→ **TASK DETAILS**: Copy the records below exactly as they are written.

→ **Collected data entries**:
>>
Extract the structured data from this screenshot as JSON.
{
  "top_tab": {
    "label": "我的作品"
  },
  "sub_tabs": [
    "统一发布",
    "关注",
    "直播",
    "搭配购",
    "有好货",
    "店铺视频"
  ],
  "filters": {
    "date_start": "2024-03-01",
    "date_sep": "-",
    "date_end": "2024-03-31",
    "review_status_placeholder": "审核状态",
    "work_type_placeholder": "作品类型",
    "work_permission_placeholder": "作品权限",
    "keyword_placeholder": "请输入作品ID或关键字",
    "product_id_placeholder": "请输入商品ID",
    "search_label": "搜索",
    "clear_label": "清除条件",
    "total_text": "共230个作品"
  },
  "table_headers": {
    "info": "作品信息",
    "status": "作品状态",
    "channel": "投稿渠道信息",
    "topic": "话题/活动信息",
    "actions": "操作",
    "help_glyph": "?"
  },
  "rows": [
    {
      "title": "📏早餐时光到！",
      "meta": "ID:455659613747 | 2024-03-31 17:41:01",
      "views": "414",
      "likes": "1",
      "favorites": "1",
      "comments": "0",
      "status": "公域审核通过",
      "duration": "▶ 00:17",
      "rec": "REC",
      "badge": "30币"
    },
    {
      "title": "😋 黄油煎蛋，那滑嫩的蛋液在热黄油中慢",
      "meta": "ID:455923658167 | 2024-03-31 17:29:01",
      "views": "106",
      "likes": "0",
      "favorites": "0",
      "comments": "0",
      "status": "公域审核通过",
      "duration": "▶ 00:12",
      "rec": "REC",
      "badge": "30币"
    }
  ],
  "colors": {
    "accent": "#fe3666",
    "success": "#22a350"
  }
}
<<
→ **TASK RESPONSE**:
Extract the structured data from this screenshot as JSON.
{
  "top_tab": {
    "label": "我的作品"
  },
  "sub_tabs": [
    "统一发布",
    "关注",
    "直播",
    "搭配购",
    "有好货",
    "店铺视频"
  ],
  "filters": {
    "date_start": "2024-03-01",
    "date_sep": "-",
    "date_end": "2024-03-31",
    "review_status_placeholder": "审核状态",
    "work_type_placeholder": "作品类型",
    "work_permission_placeholder": "作品权限",
    "keyword_placeholder": "请输入作品ID或关键字",
    "product_id_placeholder": "请输入商品ID",
    "search_label": "搜索",
    "clear_label": "清除条件",
    "total_text": "共230个作品"
  },
  "table_headers": {
    "info": "作品信息",
    "status": "作品状态",
    "channel": "投稿渠道信息",
    "topic": "话题/活动信息",
    "actions": "操作",
    "help_glyph": "?"
  },
  "rows": [
    {
      "title": "📏早餐时光到！",
      "meta": "ID:455659613747 | 2024-03-31 17:41:01",
      "views": "414",
      "likes": "1",
      "favorites": "1",
      "comments": "0",
      "status": "公域审核通过",
      "duration": "▶ 00:17",
      "rec": "REC",
      "badge": "30币"
    },
    {
      "title": "😋 黄油煎蛋，那滑嫩的蛋液在热黄油中慢",
      "meta": "ID:455923658167 | 2024-03-31 17:29:01",
      "views": "106",
      "likes": "0",
      "favorites": "0",
      "comments": "0",
      "status": "公域审核通过",
      "duration": "▶ 00:12",
      "rec": "REC",
      "badge": "30币"
    }
  ],
  "colors": {
    "accent": "#fe3666",
    "success": "#22a350"
  }
}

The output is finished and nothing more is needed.